* **Do this**:
Transcribe each record exactly. Include every one.

* **Dataset content**:
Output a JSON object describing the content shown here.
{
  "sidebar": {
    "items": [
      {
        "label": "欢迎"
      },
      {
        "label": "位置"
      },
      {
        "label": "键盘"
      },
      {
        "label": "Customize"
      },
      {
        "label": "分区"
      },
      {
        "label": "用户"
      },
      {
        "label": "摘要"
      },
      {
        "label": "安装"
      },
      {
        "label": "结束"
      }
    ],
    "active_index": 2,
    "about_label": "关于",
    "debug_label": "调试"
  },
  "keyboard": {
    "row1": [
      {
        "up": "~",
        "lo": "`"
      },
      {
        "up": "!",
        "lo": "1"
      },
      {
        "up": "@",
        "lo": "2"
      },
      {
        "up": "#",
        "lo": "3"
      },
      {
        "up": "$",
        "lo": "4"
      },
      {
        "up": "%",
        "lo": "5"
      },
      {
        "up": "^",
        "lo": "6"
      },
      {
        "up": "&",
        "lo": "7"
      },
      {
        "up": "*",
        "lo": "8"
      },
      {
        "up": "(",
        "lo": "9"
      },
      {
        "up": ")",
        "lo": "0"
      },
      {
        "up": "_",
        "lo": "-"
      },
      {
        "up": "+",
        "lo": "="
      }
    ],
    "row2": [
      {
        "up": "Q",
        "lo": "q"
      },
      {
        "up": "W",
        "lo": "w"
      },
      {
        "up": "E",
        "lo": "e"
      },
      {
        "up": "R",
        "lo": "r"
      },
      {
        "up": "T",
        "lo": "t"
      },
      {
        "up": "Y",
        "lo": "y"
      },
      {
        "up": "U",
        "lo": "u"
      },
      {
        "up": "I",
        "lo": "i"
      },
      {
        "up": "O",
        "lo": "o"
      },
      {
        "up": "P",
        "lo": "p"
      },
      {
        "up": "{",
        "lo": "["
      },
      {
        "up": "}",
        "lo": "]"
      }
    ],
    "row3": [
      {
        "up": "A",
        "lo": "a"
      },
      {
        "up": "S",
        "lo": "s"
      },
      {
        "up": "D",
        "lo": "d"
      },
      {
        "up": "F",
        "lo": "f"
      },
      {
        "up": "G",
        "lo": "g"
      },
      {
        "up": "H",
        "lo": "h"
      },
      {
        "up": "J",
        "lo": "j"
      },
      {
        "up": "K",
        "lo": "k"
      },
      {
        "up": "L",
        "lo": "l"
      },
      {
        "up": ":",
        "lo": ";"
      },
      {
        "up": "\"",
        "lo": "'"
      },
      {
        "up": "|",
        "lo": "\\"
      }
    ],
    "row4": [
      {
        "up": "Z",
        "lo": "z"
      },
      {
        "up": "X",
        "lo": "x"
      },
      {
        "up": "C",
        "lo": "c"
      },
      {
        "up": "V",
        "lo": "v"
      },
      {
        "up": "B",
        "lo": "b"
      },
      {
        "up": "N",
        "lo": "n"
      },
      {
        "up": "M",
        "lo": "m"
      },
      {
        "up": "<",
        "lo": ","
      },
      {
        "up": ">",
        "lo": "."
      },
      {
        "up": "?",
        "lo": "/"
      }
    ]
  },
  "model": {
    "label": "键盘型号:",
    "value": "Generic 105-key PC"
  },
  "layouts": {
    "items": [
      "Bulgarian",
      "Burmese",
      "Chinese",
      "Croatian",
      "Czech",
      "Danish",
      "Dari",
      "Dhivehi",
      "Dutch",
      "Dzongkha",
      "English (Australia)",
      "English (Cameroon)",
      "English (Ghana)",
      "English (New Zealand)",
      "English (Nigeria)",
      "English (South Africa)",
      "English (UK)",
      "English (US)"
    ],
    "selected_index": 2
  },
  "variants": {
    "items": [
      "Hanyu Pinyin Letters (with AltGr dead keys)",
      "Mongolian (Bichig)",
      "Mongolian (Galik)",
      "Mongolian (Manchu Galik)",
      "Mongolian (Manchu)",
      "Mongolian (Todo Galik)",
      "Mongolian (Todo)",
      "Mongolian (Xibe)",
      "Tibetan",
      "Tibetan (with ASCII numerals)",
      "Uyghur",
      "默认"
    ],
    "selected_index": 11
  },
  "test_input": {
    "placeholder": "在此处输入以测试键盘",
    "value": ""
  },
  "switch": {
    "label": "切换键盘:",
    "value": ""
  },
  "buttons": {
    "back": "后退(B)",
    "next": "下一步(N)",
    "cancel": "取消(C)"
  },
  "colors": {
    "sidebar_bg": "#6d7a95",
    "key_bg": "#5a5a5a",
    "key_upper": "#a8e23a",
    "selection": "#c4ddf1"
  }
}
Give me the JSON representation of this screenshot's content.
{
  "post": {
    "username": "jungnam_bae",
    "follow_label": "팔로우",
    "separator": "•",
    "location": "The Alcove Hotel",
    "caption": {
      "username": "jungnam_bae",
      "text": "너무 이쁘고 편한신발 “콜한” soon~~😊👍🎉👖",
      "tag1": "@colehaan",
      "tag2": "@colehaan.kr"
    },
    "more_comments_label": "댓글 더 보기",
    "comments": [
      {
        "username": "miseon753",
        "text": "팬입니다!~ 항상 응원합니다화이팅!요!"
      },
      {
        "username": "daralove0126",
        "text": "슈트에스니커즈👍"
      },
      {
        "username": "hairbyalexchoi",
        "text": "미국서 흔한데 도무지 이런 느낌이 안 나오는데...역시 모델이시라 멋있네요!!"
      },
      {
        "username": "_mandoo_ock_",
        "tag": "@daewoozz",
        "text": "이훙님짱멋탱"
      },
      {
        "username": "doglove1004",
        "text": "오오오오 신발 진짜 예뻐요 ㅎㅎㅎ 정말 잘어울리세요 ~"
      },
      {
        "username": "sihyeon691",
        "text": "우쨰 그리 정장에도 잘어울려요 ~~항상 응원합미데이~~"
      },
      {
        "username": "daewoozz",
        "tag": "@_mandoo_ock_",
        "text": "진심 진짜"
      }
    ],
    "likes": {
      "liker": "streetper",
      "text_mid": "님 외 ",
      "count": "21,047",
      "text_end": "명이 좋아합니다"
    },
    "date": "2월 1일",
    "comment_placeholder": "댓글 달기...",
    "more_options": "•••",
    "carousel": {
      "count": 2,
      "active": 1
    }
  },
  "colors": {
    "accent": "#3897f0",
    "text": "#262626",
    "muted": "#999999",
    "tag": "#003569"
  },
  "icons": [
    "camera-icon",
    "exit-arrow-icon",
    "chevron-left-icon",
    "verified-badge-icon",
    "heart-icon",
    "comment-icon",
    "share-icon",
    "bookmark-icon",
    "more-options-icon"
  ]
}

* **Response**:
Output a JSON object describing the content shown here.
{
  "sidebar": {
    "items": [
      {
        "label": "欢迎"
      },
      {
        "label": "位置"
      },
      {
        "label": "键盘"
      },
      {
        "label": "Customize"
      },
      {
        "label": "分区"
      },
      {
        "label": "用户"
      },
      {
        "label": "摘要"
      },
      {
        "label": "安装"
      },
      {
        "label": "结束"
      }
    ],
    "active_index": 2,
    "about_label": "关于",
    "debug_label": "调试"
  },
  "keyboard": {
    "row1": [
      {
        "up": "~",
        "lo": "`"
      },
      {
        "up": "!",
        "lo": "1"
      },
      {
        "up": "@",
        "lo": "2"
      },
      {
        "up": "#",
        "lo": "3"
      },
      {
        "up": "$",
        "lo": "4"
      },
      {
        "up": "%",
        "lo": "5"
      },
      {
        "up": "^",
        "lo": "6"
      },
      {
        "up": "&",
        "lo": "7"
      },
      {
        "up": "*",
        "lo": "8"
      },
      {
        "up": "(",
        "lo": "9"
      },
      {
        "up": ")",
        "lo": "0"
      },
      {
        "up": "_",
        "lo": "-"
      },
      {
        "up": "+",
        "lo": "="
      }
    ],
    "row2": [
      {
        "up": "Q",
        "lo": "q"
      },
      {
        "up": "W",
        "lo": "w"
      },
      {
        "up": "E",
        "lo": "e"
      },
      {
        "up": "R",
        "lo": "r"
      },
      {
        "up": "T",
        "lo": "t"
      },
      {
        "up": "Y",
        "lo": "y"
      },
      {
        "up": "U",
        "lo": "u"
      },
      {
        "up": "I",
        "lo": "i"
      },
      {
        "up": "O",
        "lo": "o"
      },
      {
        "up": "P",
        "lo": "p"
      },
      {
        "up": "{",
        "lo": "["
      },
      {
        "up": "}",
        "lo": "]"
      }
    ],
    "row3": [
      {
        "up": "A",
        "lo": "a"
      },
      {
        "up": "S",
        "lo": "s"
      },
      {
        "up": "D",
        "lo": "d"
      },
      {
        "up": "F",
        "lo": "f"
      },
      {
        "up": "G",
        "lo": "g"
      },
      {
        "up": "H",
        "lo": "h"
      },
      {
        "up": "J",
        "lo": "j"
      },
      {
        "up": "K",
        "lo": "k"
      },
      {
        "up": "L",
        "lo": "l"
      },
      {
        "up": ":",
        "lo": ";"
      },
      {
        "up": "\"",
        "lo": "'"
      },
      {
        "up": "|",
        "lo": "\\"
      }
    ],
    "row4": [
      {
        "up": "Z",
        "lo": "z"
      },
      {
        "up": "X",
        "lo": "x"
      },
      {
        "up": "C",
        "lo": "c"
      },
      {
        "up": "V",
        "lo": "v"
      },
      {
        "up": "B",
        "lo": "b"
      },
      {
        "up": "N",
        "lo": "n"
      },
      {
        "up": "M",
        "lo": "m"
      },
      {
        "up": "<",
        "lo": ","
      },
      {
        "up": ">",
        "lo": "."
      },
      {
        "up": "?",
        "lo": "/"
      }
    ]
  },
  "model": {
    "label": "键盘型号:",
    "value": "Generic 105-key PC"
  },
  "layouts": {
    "items": [
      "Bulgarian",
      "Burmese",
      "Chinese",
      "Croatian",
      "Czech",
      "Danish",
      "Dari",
      "Dhivehi",
      "Dutch",
      "Dzongkha",
      "English (Australia)",
      "English (Cameroon)",
      "English (Ghana)",
      "English (New Zealand)",
      "English (Nigeria)",
      "English (South Africa)",
      "English (UK)",
      "English (US)"
    ],
    "selected_index": 2
  },
  "variants": {
    "items": [
      "Hanyu Pinyin Letters (with AltGr dead keys)",
      "Mongolian (Bichig)",
      "Mongolian (Galik)",
      "Mongolian (Manchu Galik)",
      "Mongolian (Manchu)",
      "Mongolian (Todo Galik)",
      "Mongolian (Todo)",
      "Mongolian (Xibe)",
      "Tibetan",
      "Tibetan (with ASCII numerals)",
      "Uyghur",
      "默认"
    ],
    "selected_index": 11
  },
  "test_input": {
    "placeholder": "在此处输入以测试键盘",
    "value": ""
  },
  "switch": {
    "label": "切换键盘:",
    "value": ""
  },
  "buttons": {
    "back": "后退(B)",
    "next": "下一步(N)",
    "cancel": "取消(C)"
  },
  "colors": {
    "sidebar_bg": "#6d7a95",
    "key_bg": "#5a5a5a",
    "key_upper": "#a8e23a",
    "selection": "#c4ddf1"
  }
}
Give me the JSON representation of this screenshot's content.
{
  "post": {
    "username": "jungnam_bae",
    "follow_label": "팔로우",
    "separator": "•",
    "location": "The Alcove Hotel",
    "caption": {
      "username": "jungnam_bae",
      "text": "너무 이쁘고 편한신발 “콜한” soon~~😊👍🎉👖",
      "tag1": "@colehaan",
      "tag2": "@colehaan.kr"
    },
    "more_comments_label": "댓글 더 보기",
    "comments": [
      {
        "username": "miseon753",
        "text": "팬입니다!~ 항상 응원합니다화이팅!요!"
      },
      {
        "username": "daralove0126",
        "text": "슈트에스니커즈👍"
      },
      {
        "username": "hairbyalexchoi",
        "text": "미국서 흔한데 도무지 이런 느낌이 안 나오는데...역시 모델이시라 멋있네요!!"
      },
      {
        "username": "_mandoo_ock_",
        "tag": "@daewoozz",
        "text": "이훙님짱멋탱"
      },
      {
        "username": "doglove1004",
        "text": "오오오오 신발 진짜 예뻐요 ㅎㅎㅎ 정말 잘어울리세요 ~"
      },
      {
        "username": "sihyeon691",
        "text": "우쨰 그리 정장에도 잘어울려요 ~~항상 응원합미데이~~"
      },
      {
        "username": "daewoozz",
        "tag": "@_mandoo_ock_",
        "text": "진심 진짜"
      }
    ],
    "likes": {
      "liker": "streetper",
      "text_mid": "님 외 ",
      "count": "21,047",
      "text_end": "명이 좋아합니다"
    },
    "date": "2월 1일",
    "comment_placeholder": "댓글 달기...",
    "more_options": "•••",
    "carousel": {
      "count": 2,
      "active": 1
    }
  },
  "colors": {
    "accent": "#3897f0",
    "text": "#262626",
    "muted": "#999999",
    "tag": "#003569"
  },
  "icons": [
    "camera-icon",
    "exit-arrow-icon",
    "chevron-left-icon",
    "verified-badge-icon",
    "heart-icon",
    "comment-icon",
    "share-icon",
    "bookmark-icon",
    "more-options-icon"
  ]
}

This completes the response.